Work to be completed: The exercise asks you to copy every line below in which "Duplicate" appears.

Given records:
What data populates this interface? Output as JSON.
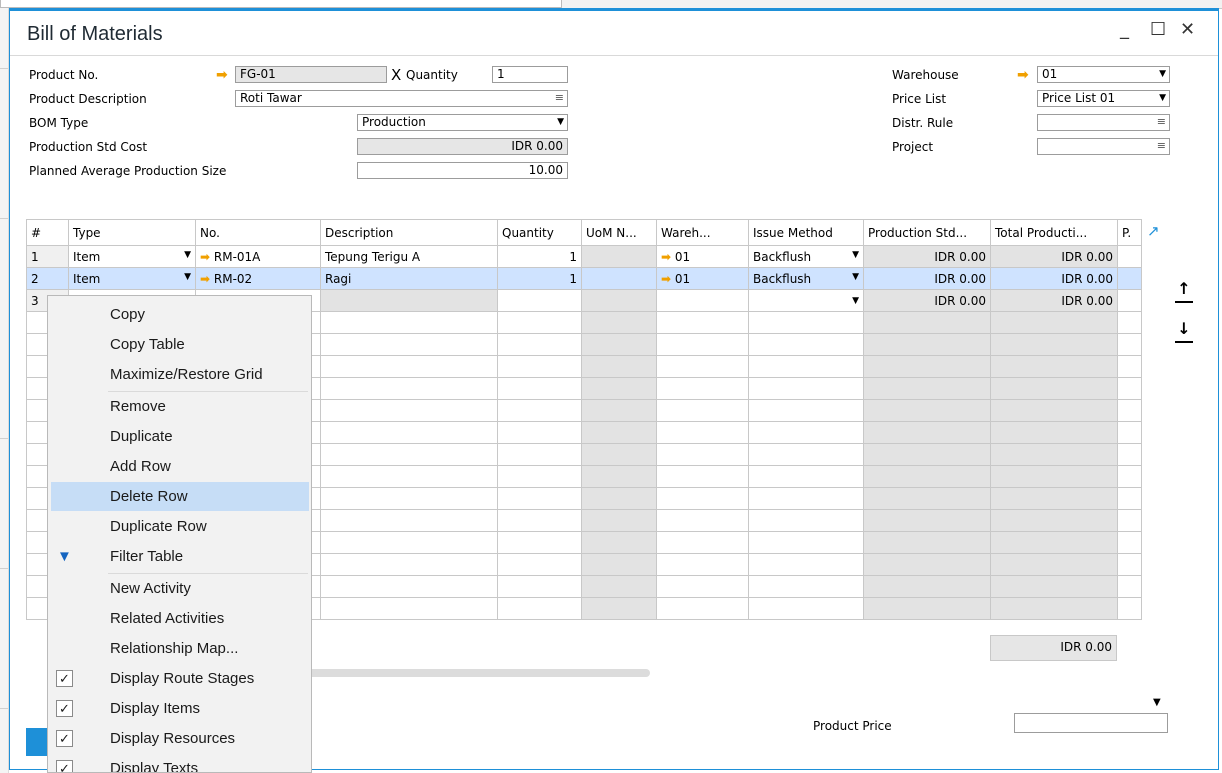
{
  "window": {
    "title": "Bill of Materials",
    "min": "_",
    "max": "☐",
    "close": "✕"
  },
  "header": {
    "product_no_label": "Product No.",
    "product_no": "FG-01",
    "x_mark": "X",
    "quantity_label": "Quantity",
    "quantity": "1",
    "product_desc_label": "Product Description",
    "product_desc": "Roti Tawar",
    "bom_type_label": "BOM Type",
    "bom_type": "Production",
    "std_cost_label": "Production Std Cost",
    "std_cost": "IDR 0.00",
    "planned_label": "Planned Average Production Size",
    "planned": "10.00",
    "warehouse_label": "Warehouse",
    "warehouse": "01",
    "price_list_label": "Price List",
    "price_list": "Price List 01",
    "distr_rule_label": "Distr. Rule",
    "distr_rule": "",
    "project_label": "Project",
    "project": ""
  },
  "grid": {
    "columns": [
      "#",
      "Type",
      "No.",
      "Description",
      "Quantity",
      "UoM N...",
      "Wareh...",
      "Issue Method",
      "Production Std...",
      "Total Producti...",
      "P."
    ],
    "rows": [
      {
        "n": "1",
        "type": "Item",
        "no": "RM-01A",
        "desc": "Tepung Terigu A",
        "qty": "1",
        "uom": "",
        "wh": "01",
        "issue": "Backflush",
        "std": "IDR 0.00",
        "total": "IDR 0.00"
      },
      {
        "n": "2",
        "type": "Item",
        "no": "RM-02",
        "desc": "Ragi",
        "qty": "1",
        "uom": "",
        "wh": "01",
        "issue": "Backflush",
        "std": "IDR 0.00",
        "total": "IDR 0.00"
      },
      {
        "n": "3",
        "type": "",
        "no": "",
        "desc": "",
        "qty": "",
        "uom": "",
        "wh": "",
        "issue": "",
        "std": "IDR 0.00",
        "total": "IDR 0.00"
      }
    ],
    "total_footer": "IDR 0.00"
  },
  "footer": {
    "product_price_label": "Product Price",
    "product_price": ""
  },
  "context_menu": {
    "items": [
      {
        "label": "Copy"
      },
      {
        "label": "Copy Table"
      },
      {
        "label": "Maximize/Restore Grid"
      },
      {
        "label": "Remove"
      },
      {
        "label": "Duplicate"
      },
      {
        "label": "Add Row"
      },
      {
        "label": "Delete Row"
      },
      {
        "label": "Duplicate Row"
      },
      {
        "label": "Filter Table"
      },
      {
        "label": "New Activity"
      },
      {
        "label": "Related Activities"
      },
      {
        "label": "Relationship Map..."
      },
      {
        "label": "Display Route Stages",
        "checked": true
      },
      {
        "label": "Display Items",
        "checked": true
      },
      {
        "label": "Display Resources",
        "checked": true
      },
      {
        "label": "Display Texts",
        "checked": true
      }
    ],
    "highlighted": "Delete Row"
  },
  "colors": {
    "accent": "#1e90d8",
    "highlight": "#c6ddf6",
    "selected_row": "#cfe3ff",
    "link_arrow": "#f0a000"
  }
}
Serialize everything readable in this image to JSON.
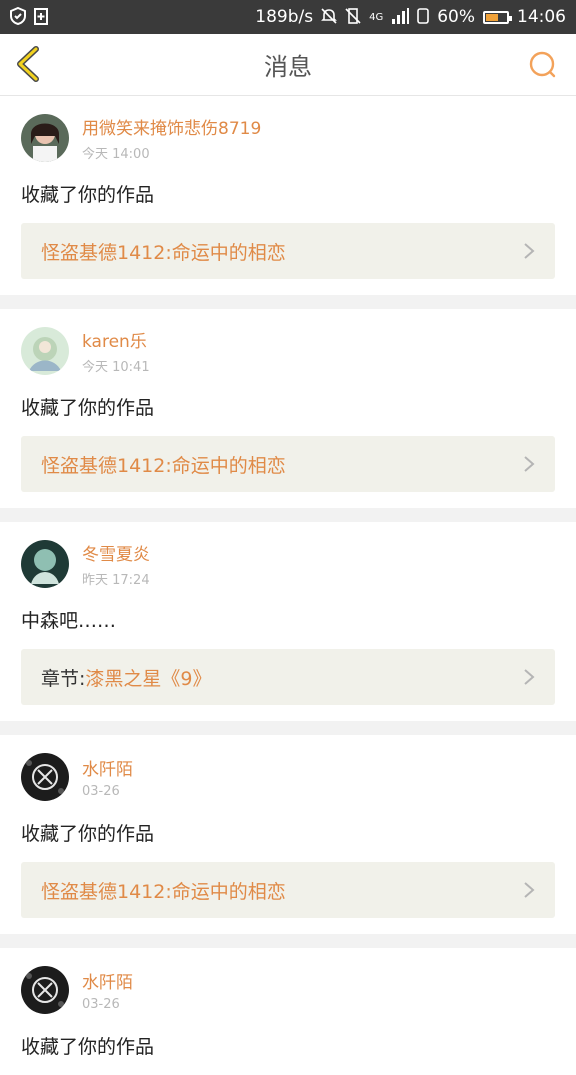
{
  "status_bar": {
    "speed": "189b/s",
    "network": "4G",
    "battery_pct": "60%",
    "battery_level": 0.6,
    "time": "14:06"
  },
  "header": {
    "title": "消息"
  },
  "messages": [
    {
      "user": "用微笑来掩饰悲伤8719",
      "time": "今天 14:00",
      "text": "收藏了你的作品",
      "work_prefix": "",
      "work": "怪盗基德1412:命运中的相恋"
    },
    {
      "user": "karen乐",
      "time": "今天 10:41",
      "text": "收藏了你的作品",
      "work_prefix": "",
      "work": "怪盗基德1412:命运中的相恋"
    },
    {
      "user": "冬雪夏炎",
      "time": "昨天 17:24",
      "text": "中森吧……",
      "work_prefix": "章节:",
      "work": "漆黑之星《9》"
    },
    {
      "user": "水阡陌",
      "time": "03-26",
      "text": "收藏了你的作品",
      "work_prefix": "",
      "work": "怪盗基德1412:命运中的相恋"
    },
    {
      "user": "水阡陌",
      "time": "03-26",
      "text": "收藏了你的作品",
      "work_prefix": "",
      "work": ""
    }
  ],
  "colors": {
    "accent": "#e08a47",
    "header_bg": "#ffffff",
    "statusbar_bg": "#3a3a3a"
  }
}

Full response:
        "label": "Duplicate"
        "label": "Duplicate Row"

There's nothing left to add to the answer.